WHAT YOU SHOULD DO: Output every line of the entries from the line containing "Type out the text in this image." through the last, exactly, with no other content.

Data records:

+ + +

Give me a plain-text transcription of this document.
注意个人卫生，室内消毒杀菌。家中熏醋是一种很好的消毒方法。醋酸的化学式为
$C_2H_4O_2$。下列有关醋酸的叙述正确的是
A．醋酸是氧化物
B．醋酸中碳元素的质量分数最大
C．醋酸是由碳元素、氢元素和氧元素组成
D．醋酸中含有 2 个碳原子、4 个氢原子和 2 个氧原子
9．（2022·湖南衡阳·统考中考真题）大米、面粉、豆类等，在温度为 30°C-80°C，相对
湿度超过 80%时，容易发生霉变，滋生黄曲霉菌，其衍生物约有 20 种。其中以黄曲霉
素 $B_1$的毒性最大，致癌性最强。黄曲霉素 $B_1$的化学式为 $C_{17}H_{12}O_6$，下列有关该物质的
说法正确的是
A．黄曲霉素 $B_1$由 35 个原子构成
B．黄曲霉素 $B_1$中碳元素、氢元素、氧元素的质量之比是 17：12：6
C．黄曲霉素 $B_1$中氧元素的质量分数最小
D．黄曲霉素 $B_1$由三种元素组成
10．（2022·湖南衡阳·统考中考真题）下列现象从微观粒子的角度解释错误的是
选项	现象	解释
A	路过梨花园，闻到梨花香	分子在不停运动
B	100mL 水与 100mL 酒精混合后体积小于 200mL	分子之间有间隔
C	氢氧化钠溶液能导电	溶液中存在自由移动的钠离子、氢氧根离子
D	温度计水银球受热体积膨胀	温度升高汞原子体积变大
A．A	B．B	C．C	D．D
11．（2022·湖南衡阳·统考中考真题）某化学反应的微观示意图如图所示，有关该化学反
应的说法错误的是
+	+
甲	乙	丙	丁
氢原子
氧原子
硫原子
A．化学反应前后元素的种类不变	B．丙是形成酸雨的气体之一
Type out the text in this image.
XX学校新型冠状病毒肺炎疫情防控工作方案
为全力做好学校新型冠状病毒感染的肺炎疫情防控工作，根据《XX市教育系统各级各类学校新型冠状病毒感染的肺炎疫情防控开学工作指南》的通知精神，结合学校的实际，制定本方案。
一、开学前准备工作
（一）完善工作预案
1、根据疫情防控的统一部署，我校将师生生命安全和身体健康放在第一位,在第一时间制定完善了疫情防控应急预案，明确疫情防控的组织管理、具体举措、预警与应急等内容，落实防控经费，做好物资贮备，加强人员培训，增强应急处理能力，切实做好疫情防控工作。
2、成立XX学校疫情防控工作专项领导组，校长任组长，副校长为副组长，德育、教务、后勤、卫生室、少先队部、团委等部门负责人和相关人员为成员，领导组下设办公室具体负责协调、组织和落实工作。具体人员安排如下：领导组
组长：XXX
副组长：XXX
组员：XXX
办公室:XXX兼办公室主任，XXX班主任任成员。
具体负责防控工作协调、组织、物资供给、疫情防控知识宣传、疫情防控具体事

+ + +

EXPECTED OUTPUT:
Type out the text in this image.
XX学校新型冠状病毒肺炎疫情防控工作方案
为全力做好学校新型冠状病毒感染的肺炎疫情防控工作，根据《XX市教育系统各级各类学校新型冠状病毒感染的肺炎疫情防控开学工作指南》的通知精神，结合学校的实际，制定本方案。
一、开学前准备工作
（一）完善工作预案
1、根据疫情防控的统一部署，我校将师生生命安全和身体健康放在第一位,在第一时间制定完善了疫情防控应急预案，明确疫情防控的组织管理、具体举措、预警与应急等内容，落实防控经费，做好物资贮备，加强人员培训，增强应急处理能力，切实做好疫情防控工作。
2、成立XX学校疫情防控工作专项领导组，校长任组长，副校长为副组长，德育、教务、后勤、卫生室、少先队部、团委等部门负责人和相关人员为成员，领导组下设办公室具体负责协调、组织和落实工作。具体人员安排如下：领导组
组长：XXX
副组长：XXX
组员：XXX
办公室:XXX兼办公室主任，XXX班主任任成员。
具体负责防控工作协调、组织、物资供给、疫情防控知识宣传、疫情防控具体事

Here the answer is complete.